Written task
Repeat the lines below exactly as they appear, but leave out the images.

──────── Given records ────────

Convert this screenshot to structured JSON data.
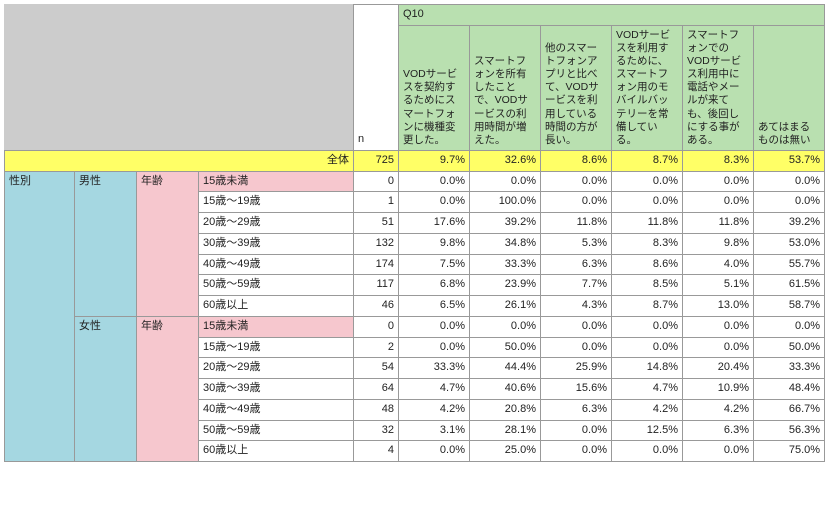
{
  "question": "Q10",
  "n_label": "n",
  "columns": [
    "VODサービスを契約するためにスマートフォンに機種変更した。",
    "スマートフォンを所有したことで、VODサービスの利用時間が増えた。",
    "他のスマートフォンアプリと比べて、VODサービスを利用している時間の方が長い。",
    "VODサービスを利用するために、スマートフォン用のモバイルバッテリーを常備している。",
    "スマートフォンでのVODサービス利用中に電話やメールが来ても、後回しにする事がある。",
    "あてはまるものは無い"
  ],
  "total_label": "全体",
  "total": {
    "n": "725",
    "v": [
      "9.7%",
      "32.6%",
      "8.6%",
      "8.7%",
      "8.3%",
      "53.7%"
    ]
  },
  "dim1": "性別",
  "dim2": "年齢",
  "genders": [
    "男性",
    "女性"
  ],
  "ages": [
    "15歳未満",
    "15歳～19歳",
    "20歳～29歳",
    "30歳～39歳",
    "40歳～49歳",
    "50歳～59歳",
    "60歳以上"
  ],
  "rows": {
    "male": [
      {
        "n": "0",
        "v": [
          "0.0%",
          "0.0%",
          "0.0%",
          "0.0%",
          "0.0%",
          "0.0%"
        ]
      },
      {
        "n": "1",
        "v": [
          "0.0%",
          "100.0%",
          "0.0%",
          "0.0%",
          "0.0%",
          "0.0%"
        ]
      },
      {
        "n": "51",
        "v": [
          "17.6%",
          "39.2%",
          "11.8%",
          "11.8%",
          "11.8%",
          "39.2%"
        ]
      },
      {
        "n": "132",
        "v": [
          "9.8%",
          "34.8%",
          "5.3%",
          "8.3%",
          "9.8%",
          "53.0%"
        ]
      },
      {
        "n": "174",
        "v": [
          "7.5%",
          "33.3%",
          "6.3%",
          "8.6%",
          "4.0%",
          "55.7%"
        ]
      },
      {
        "n": "117",
        "v": [
          "6.8%",
          "23.9%",
          "7.7%",
          "8.5%",
          "5.1%",
          "61.5%"
        ]
      },
      {
        "n": "46",
        "v": [
          "6.5%",
          "26.1%",
          "4.3%",
          "8.7%",
          "13.0%",
          "58.7%"
        ]
      }
    ],
    "female": [
      {
        "n": "0",
        "v": [
          "0.0%",
          "0.0%",
          "0.0%",
          "0.0%",
          "0.0%",
          "0.0%"
        ]
      },
      {
        "n": "2",
        "v": [
          "0.0%",
          "50.0%",
          "0.0%",
          "0.0%",
          "0.0%",
          "50.0%"
        ]
      },
      {
        "n": "54",
        "v": [
          "33.3%",
          "44.4%",
          "25.9%",
          "14.8%",
          "20.4%",
          "33.3%"
        ]
      },
      {
        "n": "64",
        "v": [
          "4.7%",
          "40.6%",
          "15.6%",
          "4.7%",
          "10.9%",
          "48.4%"
        ]
      },
      {
        "n": "48",
        "v": [
          "4.2%",
          "20.8%",
          "6.3%",
          "4.2%",
          "4.2%",
          "66.7%"
        ]
      },
      {
        "n": "32",
        "v": [
          "3.1%",
          "28.1%",
          "0.0%",
          "12.5%",
          "6.3%",
          "56.3%"
        ]
      },
      {
        "n": "4",
        "v": [
          "0.0%",
          "25.0%",
          "0.0%",
          "0.0%",
          "0.0%",
          "75.0%"
        ]
      }
    ]
  },
  "chart_data": {
    "type": "table",
    "title": "Q10",
    "row_dim": [
      "性別",
      "年齢"
    ],
    "columns_n": "n",
    "columns": [
      "VODサービスを契約するためにスマートフォンに機種変更した。",
      "スマートフォンを所有したことで、VODサービスの利用時間が増えた。",
      "他のスマートフォンアプリと比べて、VODサービスを利用している時間の方が長い。",
      "VODサービスを利用するために、スマートフォン用のモバイルバッテリーを常備している。",
      "スマートフォンでのVODサービス利用中に電話やメールが来ても、後回しにする事がある。",
      "あてはまるものは無い"
    ],
    "total": {
      "n": 725,
      "pct": [
        9.7,
        32.6,
        8.6,
        8.7,
        8.3,
        53.7
      ]
    },
    "groups": [
      {
        "gender": "男性",
        "age": "15歳未満",
        "n": 0,
        "pct": [
          0,
          0,
          0,
          0,
          0,
          0
        ]
      },
      {
        "gender": "男性",
        "age": "15歳～19歳",
        "n": 1,
        "pct": [
          0,
          100,
          0,
          0,
          0,
          0
        ]
      },
      {
        "gender": "男性",
        "age": "20歳～29歳",
        "n": 51,
        "pct": [
          17.6,
          39.2,
          11.8,
          11.8,
          11.8,
          39.2
        ]
      },
      {
        "gender": "男性",
        "age": "30歳～39歳",
        "n": 132,
        "pct": [
          9.8,
          34.8,
          5.3,
          8.3,
          9.8,
          53.0
        ]
      },
      {
        "gender": "男性",
        "age": "40歳～49歳",
        "n": 174,
        "pct": [
          7.5,
          33.3,
          6.3,
          8.6,
          4.0,
          55.7
        ]
      },
      {
        "gender": "男性",
        "age": "50歳～59歳",
        "n": 117,
        "pct": [
          6.8,
          23.9,
          7.7,
          8.5,
          5.1,
          61.5
        ]
      },
      {
        "gender": "男性",
        "age": "60歳以上",
        "n": 46,
        "pct": [
          6.5,
          26.1,
          4.3,
          8.7,
          13.0,
          58.7
        ]
      },
      {
        "gender": "女性",
        "age": "15歳未満",
        "n": 0,
        "pct": [
          0,
          0,
          0,
          0,
          0,
          0
        ]
      },
      {
        "gender": "女性",
        "age": "15歳～19歳",
        "n": 2,
        "pct": [
          0,
          50,
          0,
          0,
          0,
          50
        ]
      },
      {
        "gender": "女性",
        "age": "20歳～29歳",
        "n": 54,
        "pct": [
          33.3,
          44.4,
          25.9,
          14.8,
          20.4,
          33.3
        ]
      },
      {
        "gender": "女性",
        "age": "30歳～39歳",
        "n": 64,
        "pct": [
          4.7,
          40.6,
          15.6,
          4.7,
          10.9,
          48.4
        ]
      },
      {
        "gender": "女性",
        "age": "40歳～49歳",
        "n": 48,
        "pct": [
          4.2,
          20.8,
          6.3,
          4.2,
          4.2,
          66.7
        ]
      },
      {
        "gender": "女性",
        "age": "50歳～59歳",
        "n": 32,
        "pct": [
          3.1,
          28.1,
          0,
          12.5,
          6.3,
          56.3
        ]
      },
      {
        "gender": "女性",
        "age": "60歳以上",
        "n": 4,
        "pct": [
          0,
          25,
          0,
          0,
          0,
          75
        ]
      }
    ]
  }
}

────────

Task result
Convert this screenshot to structured JSON data.
{
  "question": "Q10",
  "n_label": "n",
  "columns": [
    "VODサービスを契約するためにスマートフォンに機種変更した。",
    "スマートフォンを所有したことで、VODサービスの利用時間が増えた。",
    "他のスマートフォンアプリと比べて、VODサービスを利用している時間の方が長い。",
    "VODサービスを利用するために、スマートフォン用のモバイルバッテリーを常備している。",
    "スマートフォンでのVODサービス利用中に電話やメールが来ても、後回しにする事がある。",
    "あてはまるものは無い"
  ],
  "total_label": "全体",
  "total": {
    "n": "725",
    "v": [
      "9.7%",
      "32.6%",
      "8.6%",
      "8.7%",
      "8.3%",
      "53.7%"
    ]
  },
  "dim1": "性別",
  "dim2": "年齢",
  "genders": [
    "男性",
    "女性"
  ],
  "ages": [
    "15歳未満",
    "15歳～19歳",
    "20歳～29歳",
    "30歳～39歳",
    "40歳～49歳",
    "50歳～59歳",
    "60歳以上"
  ],
  "rows": {
    "male": [
      {
        "n": "0",
        "v": [
          "0.0%",
          "0.0%",
          "0.0%",
          "0.0%",
          "0.0%",
          "0.0%"
        ]
      },
      {
        "n": "1",
        "v": [
          "0.0%",
          "100.0%",
          "0.0%",
          "0.0%",
          "0.0%",
          "0.0%"
        ]
      },
      {
        "n": "51",
        "v": [
          "17.6%",
          "39.2%",
          "11.8%",
          "11.8%",
          "11.8%",
          "39.2%"
        ]
      },
      {
        "n": "132",
        "v": [
          "9.8%",
          "34.8%",
          "5.3%",
          "8.3%",
          "9.8%",
          "53.0%"
        ]
      },
      {
        "n": "174",
        "v": [
          "7.5%",
          "33.3%",
          "6.3%",
          "8.6%",
          "4.0%",
          "55.7%"
        ]
      },
      {
        "n": "117",
        "v": [
          "6.8%",
          "23.9%",
          "7.7%",
          "8.5%",
          "5.1%",
          "61.5%"
        ]
      },
      {
        "n": "46",
        "v": [
          "6.5%",
          "26.1%",
          "4.3%",
          "8.7%",
          "13.0%",
          "58.7%"
        ]
      }
    ],
    "female": [
      {
        "n": "0",
        "v": [
          "0.0%",
          "0.0%",
          "0.0%",
          "0.0%",
          "0.0%",
          "0.0%"
        ]
      },
      {
        "n": "2",
        "v": [
          "0.0%",
          "50.0%",
          "0.0%",
          "0.0%",
          "0.0%",
          "50.0%"
        ]
      },
      {
        "n": "54",
        "v": [
          "33.3%",
          "44.4%",
          "25.9%",
          "14.8%",
          "20.4%",
          "33.3%"
        ]
      },
      {
        "n": "64",
        "v": [
          "4.7%",
          "40.6%",
          "15.6%",
          "4.7%",
          "10.9%",
          "48.4%"
        ]
      },
      {
        "n": "48",
        "v": [
          "4.2%",
          "20.8%",
          "6.3%",
          "4.2%",
          "4.2%",
          "66.7%"
        ]
      },
      {
        "n": "32",
        "v": [
          "3.1%",
          "28.1%",
          "0.0%",
          "12.5%",
          "6.3%",
          "56.3%"
        ]
      },
      {
        "n": "4",
        "v": [
          "0.0%",
          "25.0%",
          "0.0%",
          "0.0%",
          "0.0%",
          "75.0%"
        ]
      }
    ]
  },
  "chart_data": {
    "type": "table",
    "title": "Q10",
    "row_dim": [
      "性別",
      "年齢"
    ],
    "columns_n": "n",
    "columns": [
      "VODサービスを契約するためにスマートフォンに機種変更した。",
      "スマートフォンを所有したことで、VODサービスの利用時間が増えた。",
      "他のスマートフォンアプリと比べて、VODサービスを利用している時間の方が長い。",
      "VODサービスを利用するために、スマートフォン用のモバイルバッテリーを常備している。",
      "スマートフォンでのVODサービス利用中に電話やメールが来ても、後回しにする事がある。",
      "あてはまるものは無い"
    ],
    "total": {
      "n": 725,
      "pct": [
        9.7,
        32.6,
        8.6,
        8.7,
        8.3,
        53.7
      ]
    },
    "groups": [
      {
        "gender": "男性",
        "age": "15歳未満",
        "n": 0,
        "pct": [
          0,
          0,
          0,
          0,
          0,
          0
        ]
      },
      {
        "gender": "男性",
        "age": "15歳～19歳",
        "n": 1,
        "pct": [
          0,
          100,
          0,
          0,
          0,
          0
        ]
      },
      {
        "gender": "男性",
        "age": "20歳～29歳",
        "n": 51,
        "pct": [
          17.6,
          39.2,
          11.8,
          11.8,
          11.8,
          39.2
        ]
      },
      {
        "gender": "男性",
        "age": "30歳～39歳",
        "n": 132,
        "pct": [
          9.8,
          34.8,
          5.3,
          8.3,
          9.8,
          53.0
        ]
      },
      {
        "gender": "男性",
        "age": "40歳～49歳",
        "n": 174,
        "pct": [
          7.5,
          33.3,
          6.3,
          8.6,
          4.0,
          55.7
        ]
      },
      {
        "gender": "男性",
        "age": "50歳～59歳",
        "n": 117,
        "pct": [
          6.8,
          23.9,
          7.7,
          8.5,
          5.1,
          61.5
        ]
      },
      {
        "gender": "男性",
        "age": "60歳以上",
        "n": 46,
        "pct": [
          6.5,
          26.1,
          4.3,
          8.7,
          13.0,
          58.7
        ]
      },
      {
        "gender": "女性",
        "age": "15歳未満",
        "n": 0,
        "pct": [
          0,
          0,
          0,
          0,
          0,
          0
        ]
      },
      {
        "gender": "女性",
        "age": "15歳～19歳",
        "n": 2,
        "pct": [
          0,
          50,
          0,
          0,
          0,
          50
        ]
      },
      {
        "gender": "女性",
        "age": "20歳～29歳",
        "n": 54,
        "pct": [
          33.3,
          44.4,
          25.9,
          14.8,
          20.4,
          33.3
        ]
      },
      {
        "gender": "女性",
        "age": "30歳～39歳",
        "n": 64,
        "pct": [
          4.7,
          40.6,
          15.6,
          4.7,
          10.9,
          48.4
        ]
      },
      {
        "gender": "女性",
        "age": "40歳～49歳",
        "n": 48,
        "pct": [
          4.2,
          20.8,
          6.3,
          4.2,
          4.2,
          66.7
        ]
      },
      {
        "gender": "女性",
        "age": "50歳～59歳",
        "n": 32,
        "pct": [
          3.1,
          28.1,
          0,
          12.5,
          6.3,
          56.3
        ]
      },
      {
        "gender": "女性",
        "age": "60歳以上",
        "n": 4,
        "pct": [
          0,
          25,
          0,
          0,
          0,
          75
        ]
      }
    ]
  }
}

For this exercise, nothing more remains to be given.